*SET TASK*. Output the full listing word for word.

+--

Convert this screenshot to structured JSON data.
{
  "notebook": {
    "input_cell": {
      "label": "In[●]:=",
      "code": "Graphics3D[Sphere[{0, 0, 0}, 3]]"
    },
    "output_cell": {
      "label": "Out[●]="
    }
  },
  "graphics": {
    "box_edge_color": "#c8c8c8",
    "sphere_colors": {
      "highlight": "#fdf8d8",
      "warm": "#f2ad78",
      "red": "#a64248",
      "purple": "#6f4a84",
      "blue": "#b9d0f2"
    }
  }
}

+--

*WRITTEN RESPONSE*.
Convert this screenshot to structured JSON data.
{
  "notebook": {
    "input_cell": {
      "label": "In[●]:=",
      "code": "Graphics3D[Sphere[{0, 0, 0}, 3]]"
    },
    "output_cell": {
      "label": "Out[●]="
    }
  },
  "graphics": {
    "box_edge_color": "#c8c8c8",
    "sphere_colors": {
      "highlight": "#fdf8d8",
      "warm": "#f2ad78",
      "red": "#a64248",
      "purple": "#6f4a84",
      "blue": "#b9d0f2"
    }
  }
}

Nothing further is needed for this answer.